Work order: Extend the passage below about the mountain's name and local solstice observance, picking up after its final sentence.

Text for analysis:
------------------------------

In Spanish, the mountain was translated to Nalgas, meaning “Buttocks,” or “Rump.”

I don”t quite see the buttocks. Possibly a recumbent expectant mother or a stock market correction chart. You”ll have to look for yourself. It’s not as exalted as the upstart Stonewall Peak, which has a great snaggly lookout on top.

Maria Alto would not have gone for the buttocks concept. She said it was pronounced E-yee, for hidden shelter or den on the mountain where hunted animals escaped their hapless hunters, leaving the hunters perplexed and disgruntled. Or, maybe both versions are alike in a metaphorical Mother-Earth, entering-the-sanctuary, sense.

The Indians, like many cultures, had some proto-Freudian ideas about caves or even small cavities in rock. Such fertility features are known to anthropologists by the Sanskrit word “yoni.” Indians would often enhance the feminine aspects of rock features with pigments and fuzzy plant material until even dullards got the picture. The Lemon Grove off-ramp has some modern luscious ruby red rock lips.

Padre Sanchez happened upon one such shrine in the mountains in 1821. He considered it a “spiritual stumbling block with gross figures and rubbish.” He ordered it destroyed, but it would have been hard for the devout priest to argue that In’ya, the celebrated sun, and females, were not essential to life, including his own, and to the wine grapes he valued so highly.

His own faith could have been considered a “Johnny-come-lately” among older faiths around the world. Maria Alto had a lot to say on solar observance, which dovetails nicely with what archaeologists and holy men in the Andes have told us.

At the winter solstice, a sunrise service was held within dance circles at the summits of certain mountains like Kwuta-Lu-Eah (Song Dance, or Viejas). This was confirmed by archaeologists who documented rock circles and solstitial rock alignments there and at Cowles Mountain. Both sites have been destroyed.

Many tribes in California and elsewhere observed solstices (hilyatai), in the east (enyak), especially the winter ones in December (xalapisu). Padre Boscana in 1826 wrote that local Indians celebrated the winter solstice with more pomp because the sun’s “return meant much to them for it ripened their fruits and seeds. . .and enlivened again the fields with beauty.” It also served to fix their calendrics and was a nice chance for a singalong. To say they “worshipped” the sun would be going beyond the evidence. This benefactor needed no glorification, no recitals, no altars. In’ya gave life, and that’s all there is to it.

------------------------------

Data:
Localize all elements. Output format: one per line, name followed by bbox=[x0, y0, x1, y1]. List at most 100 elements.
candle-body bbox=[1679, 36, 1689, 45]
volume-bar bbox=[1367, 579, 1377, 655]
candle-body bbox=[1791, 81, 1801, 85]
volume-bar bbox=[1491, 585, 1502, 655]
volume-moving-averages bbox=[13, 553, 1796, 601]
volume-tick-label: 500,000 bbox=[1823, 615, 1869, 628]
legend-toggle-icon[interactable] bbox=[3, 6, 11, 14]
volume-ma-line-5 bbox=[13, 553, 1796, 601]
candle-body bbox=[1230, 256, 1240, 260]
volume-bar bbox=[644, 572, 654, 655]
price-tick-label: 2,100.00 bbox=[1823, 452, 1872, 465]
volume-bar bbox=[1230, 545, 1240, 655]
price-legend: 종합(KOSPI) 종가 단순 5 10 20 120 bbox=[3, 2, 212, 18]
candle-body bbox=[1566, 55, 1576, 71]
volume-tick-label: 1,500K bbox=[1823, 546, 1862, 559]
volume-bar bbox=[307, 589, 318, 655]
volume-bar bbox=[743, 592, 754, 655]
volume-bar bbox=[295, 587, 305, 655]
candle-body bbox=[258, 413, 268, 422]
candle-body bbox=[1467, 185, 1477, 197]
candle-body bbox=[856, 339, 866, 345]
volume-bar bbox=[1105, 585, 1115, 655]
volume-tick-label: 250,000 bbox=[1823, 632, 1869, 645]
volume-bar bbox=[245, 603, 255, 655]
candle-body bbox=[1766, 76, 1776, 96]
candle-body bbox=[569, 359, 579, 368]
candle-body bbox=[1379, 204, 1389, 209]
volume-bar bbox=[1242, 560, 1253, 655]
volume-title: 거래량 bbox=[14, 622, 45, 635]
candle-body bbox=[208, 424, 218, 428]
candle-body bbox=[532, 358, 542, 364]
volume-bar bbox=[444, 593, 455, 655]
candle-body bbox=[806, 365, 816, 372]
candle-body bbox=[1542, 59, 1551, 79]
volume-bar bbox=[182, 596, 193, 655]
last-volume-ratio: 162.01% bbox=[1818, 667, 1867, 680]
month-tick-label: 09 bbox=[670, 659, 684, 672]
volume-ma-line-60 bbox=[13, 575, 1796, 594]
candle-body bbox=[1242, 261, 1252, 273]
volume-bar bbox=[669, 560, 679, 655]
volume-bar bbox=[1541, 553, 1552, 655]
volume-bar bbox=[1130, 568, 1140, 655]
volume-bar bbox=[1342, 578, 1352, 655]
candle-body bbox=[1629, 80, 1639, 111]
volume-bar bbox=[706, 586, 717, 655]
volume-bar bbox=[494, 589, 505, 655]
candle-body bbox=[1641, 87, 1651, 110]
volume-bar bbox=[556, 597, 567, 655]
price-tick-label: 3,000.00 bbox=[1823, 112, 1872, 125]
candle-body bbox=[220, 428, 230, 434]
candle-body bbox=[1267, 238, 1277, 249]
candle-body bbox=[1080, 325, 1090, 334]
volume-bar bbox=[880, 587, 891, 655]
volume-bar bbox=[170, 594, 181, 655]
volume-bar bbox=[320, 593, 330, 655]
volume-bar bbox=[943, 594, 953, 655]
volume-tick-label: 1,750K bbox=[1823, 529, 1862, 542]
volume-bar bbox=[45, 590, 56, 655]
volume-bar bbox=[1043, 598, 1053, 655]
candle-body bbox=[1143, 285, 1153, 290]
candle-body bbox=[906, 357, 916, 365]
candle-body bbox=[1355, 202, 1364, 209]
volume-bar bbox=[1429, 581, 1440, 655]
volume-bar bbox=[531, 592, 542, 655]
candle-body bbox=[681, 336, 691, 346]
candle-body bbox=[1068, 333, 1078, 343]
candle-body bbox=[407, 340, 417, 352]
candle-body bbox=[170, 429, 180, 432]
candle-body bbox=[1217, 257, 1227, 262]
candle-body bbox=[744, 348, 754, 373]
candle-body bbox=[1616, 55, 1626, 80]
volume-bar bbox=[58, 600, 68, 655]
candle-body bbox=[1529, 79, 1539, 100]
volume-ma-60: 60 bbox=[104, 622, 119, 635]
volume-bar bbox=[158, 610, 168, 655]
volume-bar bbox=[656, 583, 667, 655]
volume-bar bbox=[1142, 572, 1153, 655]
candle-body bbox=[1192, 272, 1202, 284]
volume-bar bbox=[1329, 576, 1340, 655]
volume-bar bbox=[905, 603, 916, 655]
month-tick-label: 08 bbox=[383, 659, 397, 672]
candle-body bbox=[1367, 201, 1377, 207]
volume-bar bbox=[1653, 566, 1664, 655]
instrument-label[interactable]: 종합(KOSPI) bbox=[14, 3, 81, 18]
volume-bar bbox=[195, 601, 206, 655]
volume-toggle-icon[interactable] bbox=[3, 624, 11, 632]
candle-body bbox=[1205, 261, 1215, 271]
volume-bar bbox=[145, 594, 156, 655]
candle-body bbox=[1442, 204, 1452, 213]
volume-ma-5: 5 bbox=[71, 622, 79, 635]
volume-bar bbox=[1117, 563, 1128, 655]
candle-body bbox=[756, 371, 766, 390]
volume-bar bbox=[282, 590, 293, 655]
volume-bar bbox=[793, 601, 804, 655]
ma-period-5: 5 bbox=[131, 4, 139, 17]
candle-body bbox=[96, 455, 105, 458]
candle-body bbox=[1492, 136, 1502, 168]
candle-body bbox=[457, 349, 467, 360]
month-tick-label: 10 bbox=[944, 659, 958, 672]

------------------------------

Task answer:
I hope, by using these Kumiai words, that we can keep them from being forever forgotten. They link us to a spiritual past and are worth repeating so they do not perish from our mountains.

A scientific expedition in 1736 by a French academy surveyed the equator in the Andes and built monuments at the equator. A more accurate, older monument was later discovered on nearby Monte Catequilla. It was pre-Incan!!

A friend of mine from Hacienda Guachalá was building a new huge monument along the Cayambe road. I yelled to him, “Hey, Cobo, your monument is off by 100 meters,” but he came and grabbed my GPS and did some old Indian trick scrolling down to a different “geodesic datum” or whatever and then my latitude read all zeroes when he handed it back. To which I say, “duh!” He had the advantage of having run three GPS receivers all night long to average them.

The Catequilla platform likewise is exactly on the equator and its solstitial line of rocks is correctly 23.5 degrees, the tilt of the earth’s axis to the sun, like the Viejas line of rocks. This is the exciting world of archaeoastronomy.

In other news, Congressional Republicans were trying to enact an “Income Tax.” The Julian City correspondent reported the McMechan mill was crushing ore from a new discovery called the “Helvetia.” The Cotton mill was to commence crushing 100 tons from the Owens mine.

He concluded, “We expect to make some heavy shipments of bullion this fall.” There was a movement afoot to make Julian City the county seat.

If you prefer more up-to-date news, we can now reveal that Germany won, temporarily, and the court ruled in favor of the Julian miners and that we did in fact get saddled with the income tax.

Further reading: Johnson, Mary E, Legends, etc. (1914), www. quitsato.org.